* [What to produce]: Each record must be reproduced exactly as it is shown.

[Data entries]
## START
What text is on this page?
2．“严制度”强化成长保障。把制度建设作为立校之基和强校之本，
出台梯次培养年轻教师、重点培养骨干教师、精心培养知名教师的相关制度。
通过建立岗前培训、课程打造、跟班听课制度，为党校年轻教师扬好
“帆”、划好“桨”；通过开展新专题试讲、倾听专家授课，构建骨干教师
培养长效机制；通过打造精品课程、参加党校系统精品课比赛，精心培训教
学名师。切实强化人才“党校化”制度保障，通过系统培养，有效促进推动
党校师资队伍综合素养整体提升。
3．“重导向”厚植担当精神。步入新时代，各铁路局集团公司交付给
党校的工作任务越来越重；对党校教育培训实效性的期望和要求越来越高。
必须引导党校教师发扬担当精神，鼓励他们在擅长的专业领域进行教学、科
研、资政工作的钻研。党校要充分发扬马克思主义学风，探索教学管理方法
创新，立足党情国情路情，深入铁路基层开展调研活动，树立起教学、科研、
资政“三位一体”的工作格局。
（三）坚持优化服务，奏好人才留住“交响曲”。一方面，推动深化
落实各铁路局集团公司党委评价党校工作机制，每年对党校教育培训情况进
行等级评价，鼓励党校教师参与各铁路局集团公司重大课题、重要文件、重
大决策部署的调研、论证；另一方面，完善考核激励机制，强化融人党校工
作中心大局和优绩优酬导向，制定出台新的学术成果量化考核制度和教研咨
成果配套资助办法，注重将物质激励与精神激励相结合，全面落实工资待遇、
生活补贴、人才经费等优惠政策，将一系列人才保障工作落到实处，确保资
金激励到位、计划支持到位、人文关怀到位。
## END
* [Exercise response]:
What text is on this page?
2．“严制度”强化成长保障。把制度建设作为立校之基和强校之本，
出台梯次培养年轻教师、重点培养骨干教师、精心培养知名教师的相关制度。
通过建立岗前培训、课程打造、跟班听课制度，为党校年轻教师扬好
“帆”、划好“桨”；通过开展新专题试讲、倾听专家授课，构建骨干教师
培养长效机制；通过打造精品课程、参加党校系统精品课比赛，精心培训教
学名师。切实强化人才“党校化”制度保障，通过系统培养，有效促进推动
党校师资队伍综合素养整体提升。
3．“重导向”厚植担当精神。步入新时代，各铁路局集团公司交付给
党校的工作任务越来越重；对党校教育培训实效性的期望和要求越来越高。
必须引导党校教师发扬担当精神，鼓励他们在擅长的专业领域进行教学、科
研、资政工作的钻研。党校要充分发扬马克思主义学风，探索教学管理方法
创新，立足党情国情路情，深入铁路基层开展调研活动，树立起教学、科研、
资政“三位一体”的工作格局。
（三）坚持优化服务，奏好人才留住“交响曲”。一方面，推动深化
落实各铁路局集团公司党委评价党校工作机制，每年对党校教育培训情况进
行等级评价，鼓励党校教师参与各铁路局集团公司重大课题、重要文件、重
大决策部署的调研、论证；另一方面，完善考核激励机制，强化融人党校工
作中心大局和优绩优酬导向，制定出台新的学术成果量化考核制度和教研咨
成果配套资助办法，注重将物质激励与精神激励相结合，全面落实工资待遇、
生活补贴、人才经费等优惠政策，将一系列人才保障工作落到实处，确保资
金激励到位、计划支持到位、人文关怀到位。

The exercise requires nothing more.